GIVEN PROBLEM: Reproduce all records verbatim.

A block of data:
——
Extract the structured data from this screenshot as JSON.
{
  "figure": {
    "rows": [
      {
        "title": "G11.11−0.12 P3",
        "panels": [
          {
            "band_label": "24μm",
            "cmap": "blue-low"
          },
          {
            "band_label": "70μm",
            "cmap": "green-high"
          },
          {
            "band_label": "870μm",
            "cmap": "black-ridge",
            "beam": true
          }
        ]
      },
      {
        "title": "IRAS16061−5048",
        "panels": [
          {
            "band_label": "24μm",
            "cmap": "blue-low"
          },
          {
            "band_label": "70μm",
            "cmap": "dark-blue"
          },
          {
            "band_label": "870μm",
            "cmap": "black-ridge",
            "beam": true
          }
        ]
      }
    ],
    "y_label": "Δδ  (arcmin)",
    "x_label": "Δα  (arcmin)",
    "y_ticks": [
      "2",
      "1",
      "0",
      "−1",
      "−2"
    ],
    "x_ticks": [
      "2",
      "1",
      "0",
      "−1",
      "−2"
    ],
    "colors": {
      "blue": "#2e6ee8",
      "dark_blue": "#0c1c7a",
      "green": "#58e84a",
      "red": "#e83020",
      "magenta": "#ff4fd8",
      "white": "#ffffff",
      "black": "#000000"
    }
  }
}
——
THE ANSWER:
Extract the structured data from this screenshot as JSON.
{
  "figure": {
    "rows": [
      {
        "title": "G11.11−0.12 P3",
        "panels": [
          {
            "band_label": "24μm",
            "cmap": "blue-low"
          },
          {
            "band_label": "70μm",
            "cmap": "green-high"
          },
          {
            "band_label": "870μm",
            "cmap": "black-ridge",
            "beam": true
          }
        ]
      },
      {
        "title": "IRAS16061−5048",
        "panels": [
          {
            "band_label": "24μm",
            "cmap": "blue-low"
          },
          {
            "band_label": "70μm",
            "cmap": "dark-blue"
          },
          {
            "band_label": "870μm",
            "cmap": "black-ridge",
            "beam": true
          }
        ]
      }
    ],
    "y_label": "Δδ  (arcmin)",
    "x_label": "Δα  (arcmin)",
    "y_ticks": [
      "2",
      "1",
      "0",
      "−1",
      "−2"
    ],
    "x_ticks": [
      "2",
      "1",
      "0",
      "−1",
      "−2"
    ],
    "colors": {
      "blue": "#2e6ee8",
      "dark_blue": "#0c1c7a",
      "green": "#58e84a",
      "red": "#e83020",
      "magenta": "#ff4fd8",
      "white": "#ffffff",
      "black": "#000000"
    }
  }
}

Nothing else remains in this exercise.